* **Task instructions**:
Among the entries below, find the lines with "What" and copy them.

* **Extracted records**:
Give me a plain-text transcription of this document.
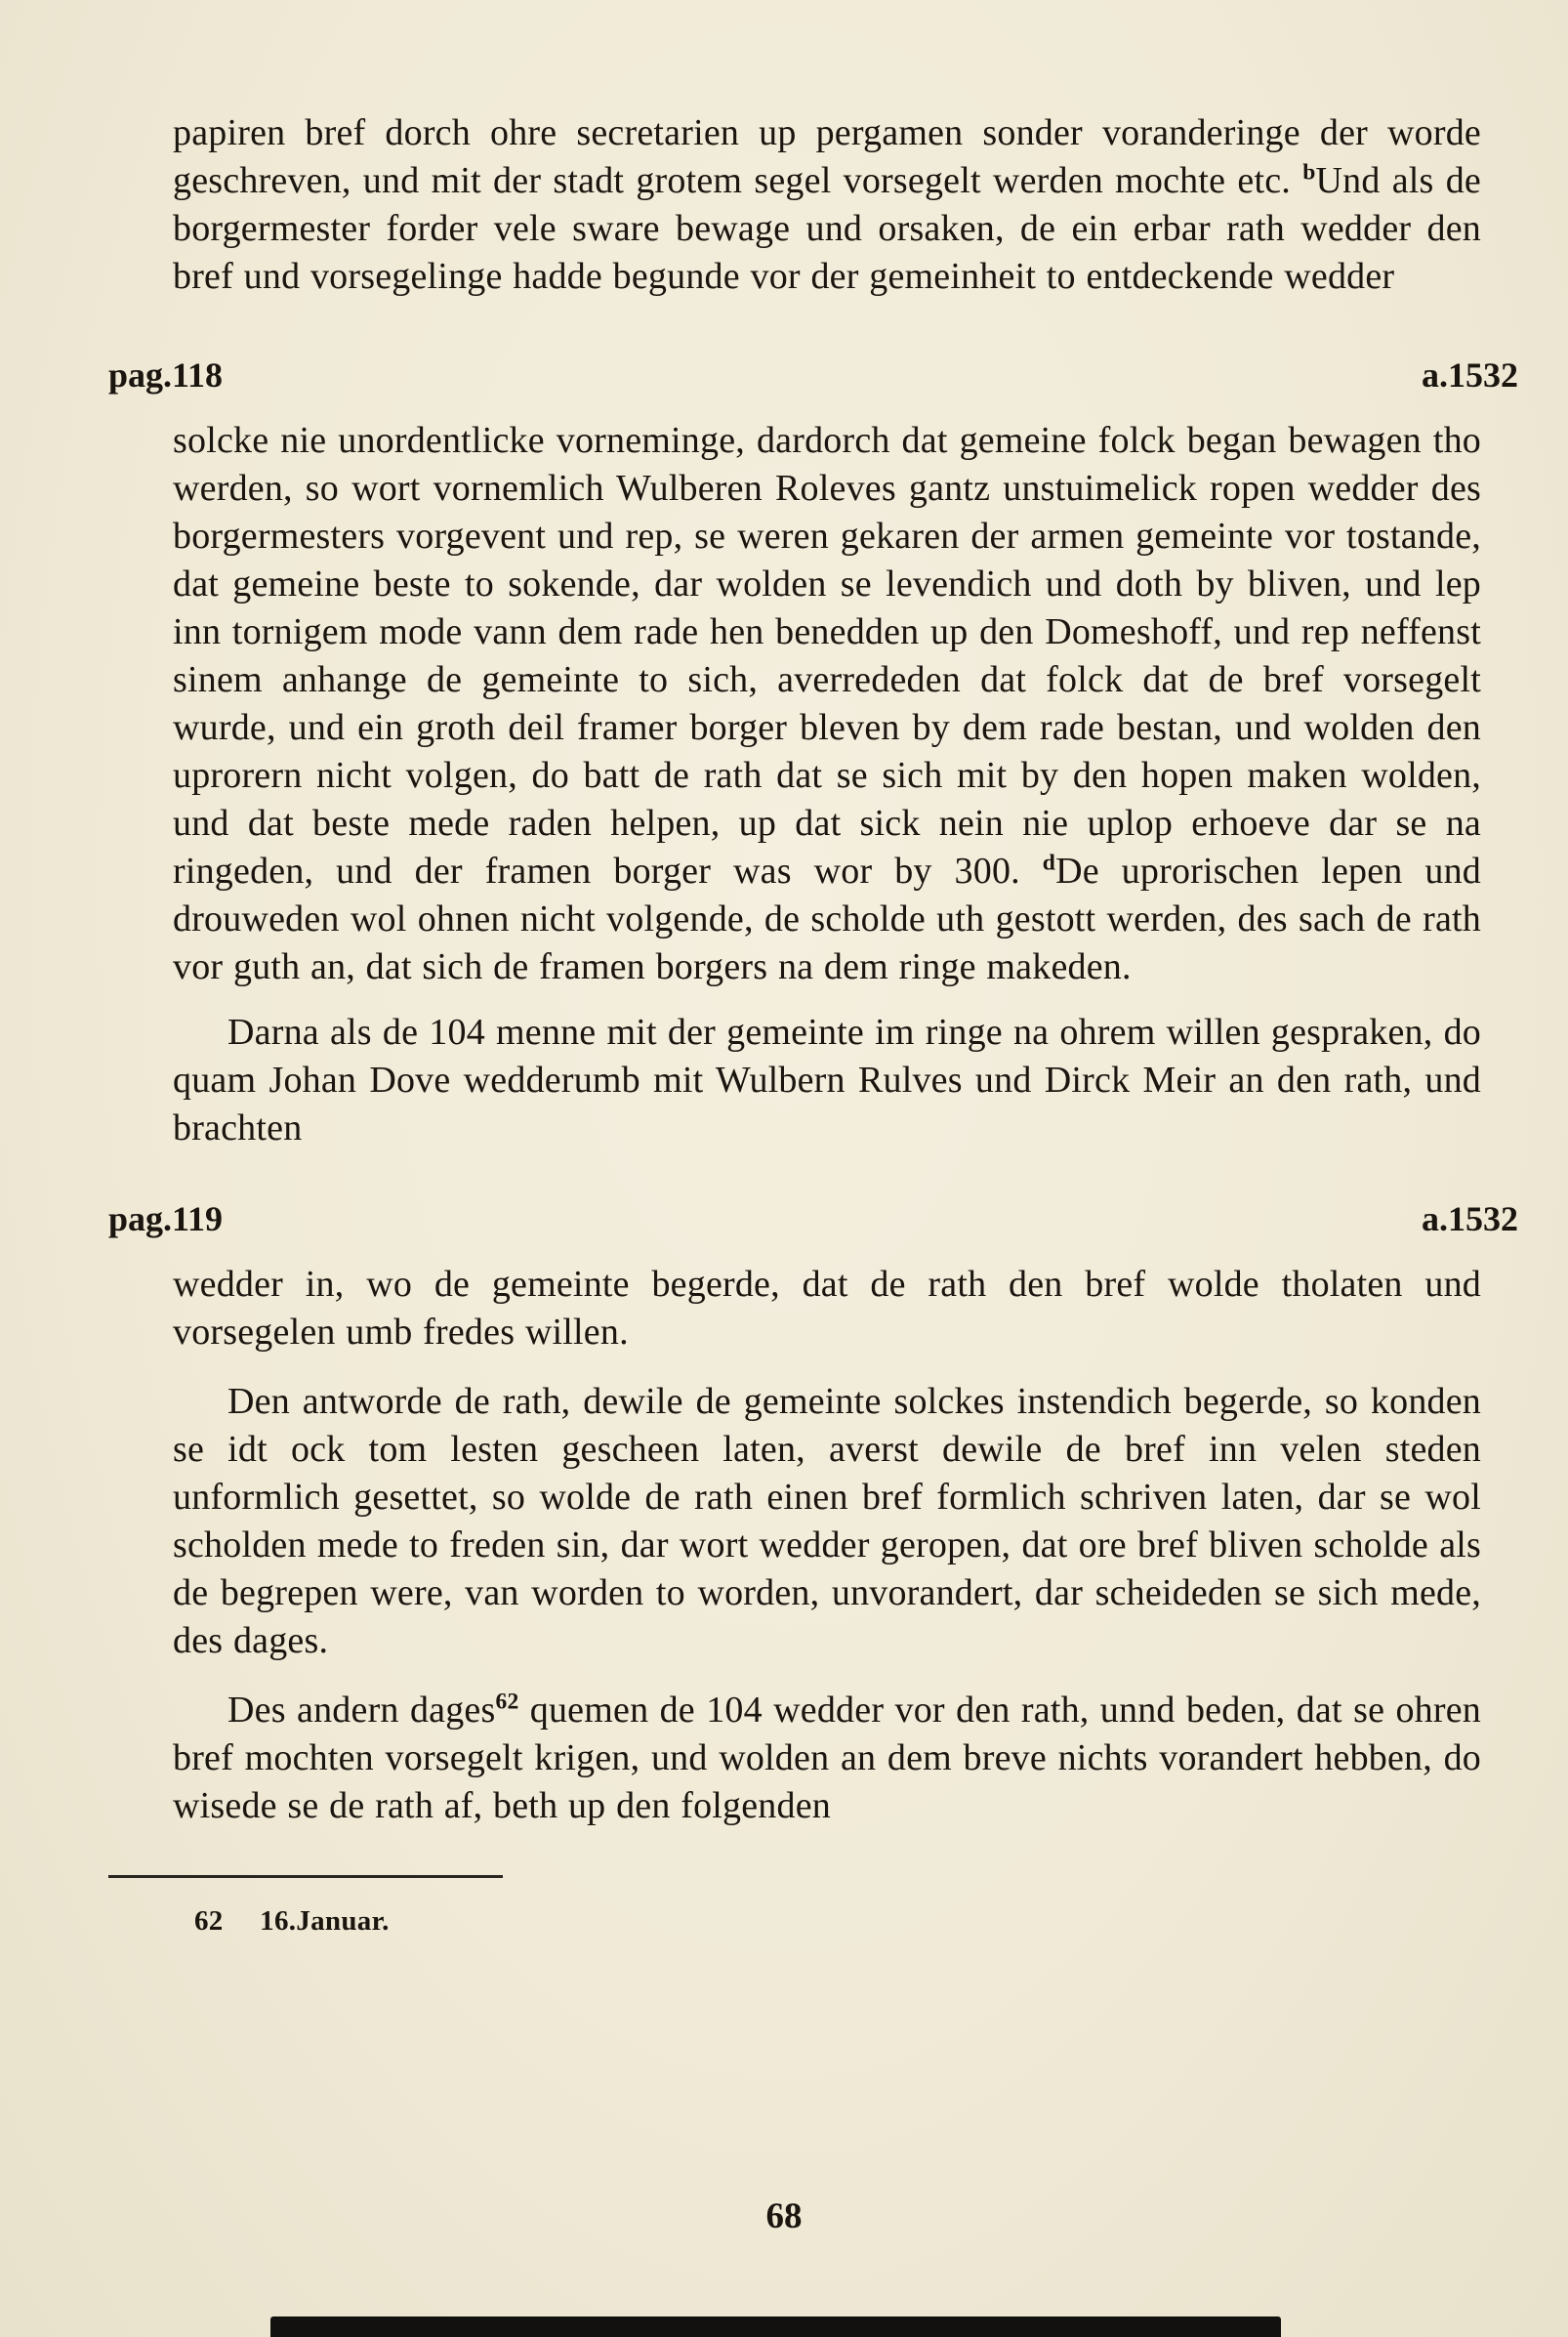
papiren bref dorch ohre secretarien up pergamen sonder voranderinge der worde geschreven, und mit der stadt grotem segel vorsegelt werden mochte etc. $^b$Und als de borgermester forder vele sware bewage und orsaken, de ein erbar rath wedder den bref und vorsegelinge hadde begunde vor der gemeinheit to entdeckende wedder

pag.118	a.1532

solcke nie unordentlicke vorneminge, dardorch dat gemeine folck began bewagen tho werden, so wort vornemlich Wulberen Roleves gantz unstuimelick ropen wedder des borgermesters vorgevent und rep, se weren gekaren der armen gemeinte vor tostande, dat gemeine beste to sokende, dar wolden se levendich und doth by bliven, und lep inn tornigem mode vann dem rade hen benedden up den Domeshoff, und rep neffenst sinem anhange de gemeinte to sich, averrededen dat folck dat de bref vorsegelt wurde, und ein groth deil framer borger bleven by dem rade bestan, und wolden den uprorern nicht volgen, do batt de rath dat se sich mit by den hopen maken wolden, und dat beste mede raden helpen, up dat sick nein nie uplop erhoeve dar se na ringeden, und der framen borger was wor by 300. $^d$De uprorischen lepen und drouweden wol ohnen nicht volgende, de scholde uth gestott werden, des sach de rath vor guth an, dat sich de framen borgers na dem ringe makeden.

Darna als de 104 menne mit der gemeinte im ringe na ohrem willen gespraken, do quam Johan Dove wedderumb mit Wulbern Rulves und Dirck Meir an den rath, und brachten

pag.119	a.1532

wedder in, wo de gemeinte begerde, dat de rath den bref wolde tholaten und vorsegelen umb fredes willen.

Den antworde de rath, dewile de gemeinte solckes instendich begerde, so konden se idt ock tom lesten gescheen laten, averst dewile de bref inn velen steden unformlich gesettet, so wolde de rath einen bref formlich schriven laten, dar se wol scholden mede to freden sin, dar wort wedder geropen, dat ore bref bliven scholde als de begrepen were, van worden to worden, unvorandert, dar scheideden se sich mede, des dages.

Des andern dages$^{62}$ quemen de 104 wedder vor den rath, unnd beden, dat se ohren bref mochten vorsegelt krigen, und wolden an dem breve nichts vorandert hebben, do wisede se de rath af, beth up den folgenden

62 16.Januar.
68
...
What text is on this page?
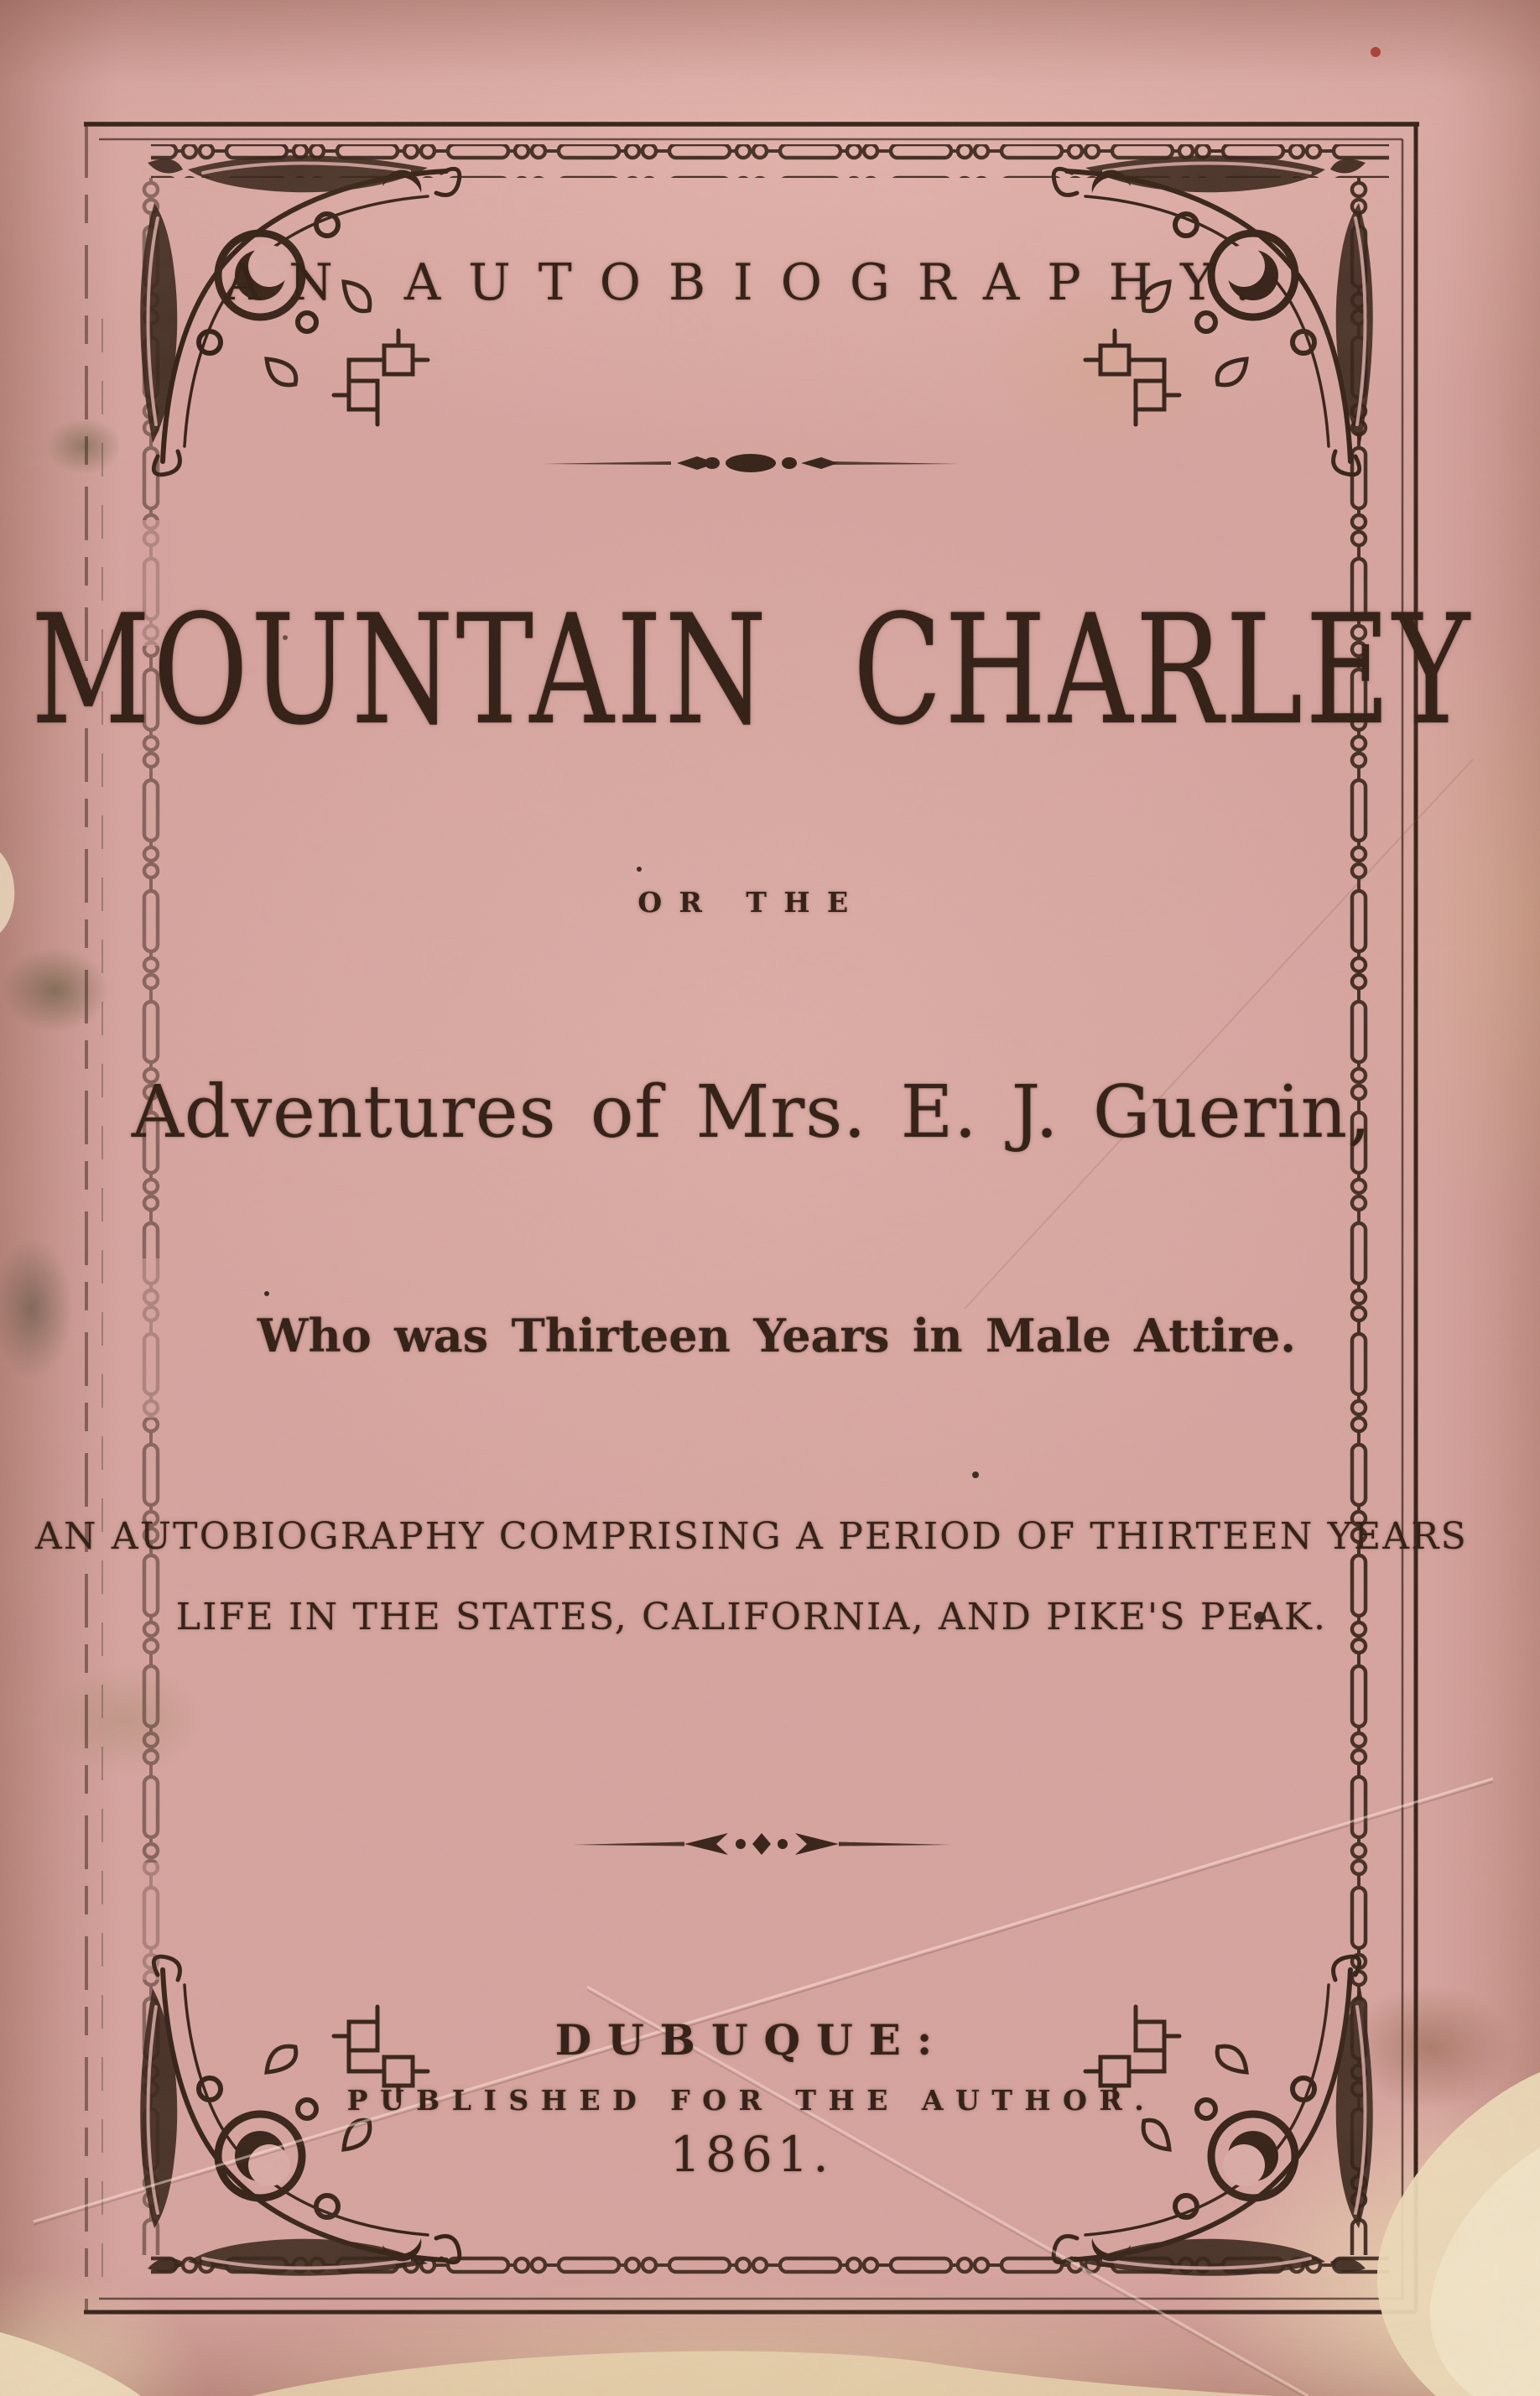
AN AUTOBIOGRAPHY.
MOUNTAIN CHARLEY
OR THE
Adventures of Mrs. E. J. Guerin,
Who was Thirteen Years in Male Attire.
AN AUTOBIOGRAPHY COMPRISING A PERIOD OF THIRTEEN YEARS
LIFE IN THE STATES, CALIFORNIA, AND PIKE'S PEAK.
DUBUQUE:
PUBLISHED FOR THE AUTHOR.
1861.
...
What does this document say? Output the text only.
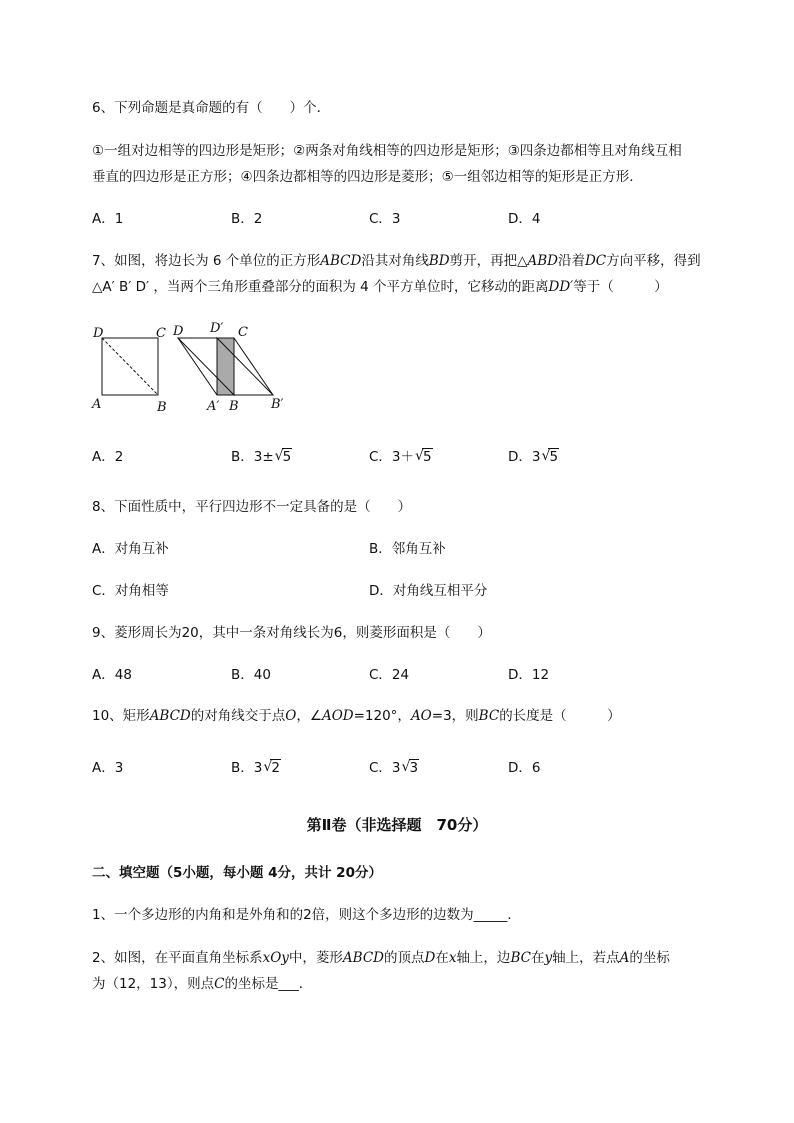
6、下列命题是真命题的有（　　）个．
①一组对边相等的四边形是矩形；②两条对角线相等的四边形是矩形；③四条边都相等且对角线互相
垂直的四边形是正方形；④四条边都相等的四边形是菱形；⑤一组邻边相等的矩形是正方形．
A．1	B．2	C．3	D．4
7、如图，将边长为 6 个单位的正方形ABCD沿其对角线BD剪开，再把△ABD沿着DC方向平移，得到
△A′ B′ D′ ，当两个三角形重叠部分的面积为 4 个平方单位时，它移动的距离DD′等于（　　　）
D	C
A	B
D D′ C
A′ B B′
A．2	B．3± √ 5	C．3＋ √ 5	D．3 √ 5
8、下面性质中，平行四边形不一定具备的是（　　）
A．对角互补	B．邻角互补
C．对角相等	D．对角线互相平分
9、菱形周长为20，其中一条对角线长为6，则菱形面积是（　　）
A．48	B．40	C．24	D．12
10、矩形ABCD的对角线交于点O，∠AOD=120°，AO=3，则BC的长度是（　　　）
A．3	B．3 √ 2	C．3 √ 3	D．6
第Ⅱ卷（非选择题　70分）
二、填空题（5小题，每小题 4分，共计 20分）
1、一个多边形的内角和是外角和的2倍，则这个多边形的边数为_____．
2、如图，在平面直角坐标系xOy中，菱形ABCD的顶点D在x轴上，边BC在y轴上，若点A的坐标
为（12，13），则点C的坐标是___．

* **Answer to this exercise**:
What text is on this page?
What does this document say? Output the text only.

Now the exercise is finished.